• _Data excerpts_:
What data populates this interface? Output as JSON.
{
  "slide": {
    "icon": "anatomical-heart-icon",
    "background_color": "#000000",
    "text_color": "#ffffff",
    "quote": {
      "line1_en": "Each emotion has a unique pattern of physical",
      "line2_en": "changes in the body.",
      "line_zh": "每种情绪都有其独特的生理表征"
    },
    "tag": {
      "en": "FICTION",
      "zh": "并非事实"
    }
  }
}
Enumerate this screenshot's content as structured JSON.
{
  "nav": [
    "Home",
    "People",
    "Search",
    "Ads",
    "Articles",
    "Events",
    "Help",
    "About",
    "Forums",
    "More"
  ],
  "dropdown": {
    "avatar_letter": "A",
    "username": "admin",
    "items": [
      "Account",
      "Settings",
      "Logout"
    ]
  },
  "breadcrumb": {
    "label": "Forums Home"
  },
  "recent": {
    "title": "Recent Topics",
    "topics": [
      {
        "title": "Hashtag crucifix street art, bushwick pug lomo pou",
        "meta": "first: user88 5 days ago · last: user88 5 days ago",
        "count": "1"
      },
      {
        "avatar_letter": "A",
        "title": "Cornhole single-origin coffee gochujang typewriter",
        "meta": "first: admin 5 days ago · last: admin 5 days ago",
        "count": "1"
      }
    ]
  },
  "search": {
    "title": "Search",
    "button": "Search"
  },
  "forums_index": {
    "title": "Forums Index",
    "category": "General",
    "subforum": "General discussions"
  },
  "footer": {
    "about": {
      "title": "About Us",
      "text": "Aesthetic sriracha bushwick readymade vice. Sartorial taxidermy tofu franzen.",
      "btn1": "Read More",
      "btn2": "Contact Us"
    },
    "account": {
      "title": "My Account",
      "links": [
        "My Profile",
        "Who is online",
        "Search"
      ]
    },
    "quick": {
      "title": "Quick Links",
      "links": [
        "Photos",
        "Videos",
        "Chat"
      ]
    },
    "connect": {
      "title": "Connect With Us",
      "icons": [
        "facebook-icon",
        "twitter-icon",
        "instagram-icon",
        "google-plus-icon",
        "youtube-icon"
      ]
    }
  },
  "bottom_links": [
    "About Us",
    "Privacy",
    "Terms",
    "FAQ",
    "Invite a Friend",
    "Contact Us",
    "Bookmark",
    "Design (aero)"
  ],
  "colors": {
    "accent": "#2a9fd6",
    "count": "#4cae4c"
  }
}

• _WHAT THIS TASK INVOLVES_: Return all of the entries exactly as written.

• _SOLUTION TO THIS PROBLEM_:
What data populates this interface? Output as JSON.
{
  "slide": {
    "icon": "anatomical-heart-icon",
    "background_color": "#000000",
    "text_color": "#ffffff",
    "quote": {
      "line1_en": "Each emotion has a unique pattern of physical",
      "line2_en": "changes in the body.",
      "line_zh": "每种情绪都有其独特的生理表征"
    },
    "tag": {
      "en": "FICTION",
      "zh": "并非事实"
    }
  }
}
Enumerate this screenshot's content as structured JSON.
{
  "nav": [
    "Home",
    "People",
    "Search",
    "Ads",
    "Articles",
    "Events",
    "Help",
    "About",
    "Forums",
    "More"
  ],
  "dropdown": {
    "avatar_letter": "A",
    "username": "admin",
    "items": [
      "Account",
      "Settings",
      "Logout"
    ]
  },
  "breadcrumb": {
    "label": "Forums Home"
  },
  "recent": {
    "title": "Recent Topics",
    "topics": [
      {
        "title": "Hashtag crucifix street art, bushwick pug lomo pou",
        "meta": "first: user88 5 days ago · last: user88 5 days ago",
        "count": "1"
      },
      {
        "avatar_letter": "A",
        "title": "Cornhole single-origin coffee gochujang typewriter",
        "meta": "first: admin 5 days ago · last: admin 5 days ago",
        "count": "1"
      }
    ]
  },
  "search": {
    "title": "Search",
    "button": "Search"
  },
  "forums_index": {
    "title": "Forums Index",
    "category": "General",
    "subforum": "General discussions"
  },
  "footer": {
    "about": {
      "title": "About Us",
      "text": "Aesthetic sriracha bushwick readymade vice. Sartorial taxidermy tofu franzen.",
      "btn1": "Read More",
      "btn2": "Contact Us"
    },
    "account": {
      "title": "My Account",
      "links": [
        "My Profile",
        "Who is online",
        "Search"
      ]
    },
    "quick": {
      "title": "Quick Links",
      "links": [
        "Photos",
        "Videos",
        "Chat"
      ]
    },
    "connect": {
      "title": "Connect With Us",
      "icons": [
        "facebook-icon",
        "twitter-icon",
        "instagram-icon",
        "google-plus-icon",
        "youtube-icon"
      ]
    }
  },
  "bottom_links": [
    "About Us",
    "Privacy",
    "Terms",
    "FAQ",
    "Invite a Friend",
    "Contact Us",
    "Bookmark",
    "Design (aero)"
  ],
  "colors": {
    "accent": "#2a9fd6",
    "count": "#4cae4c"
  }
}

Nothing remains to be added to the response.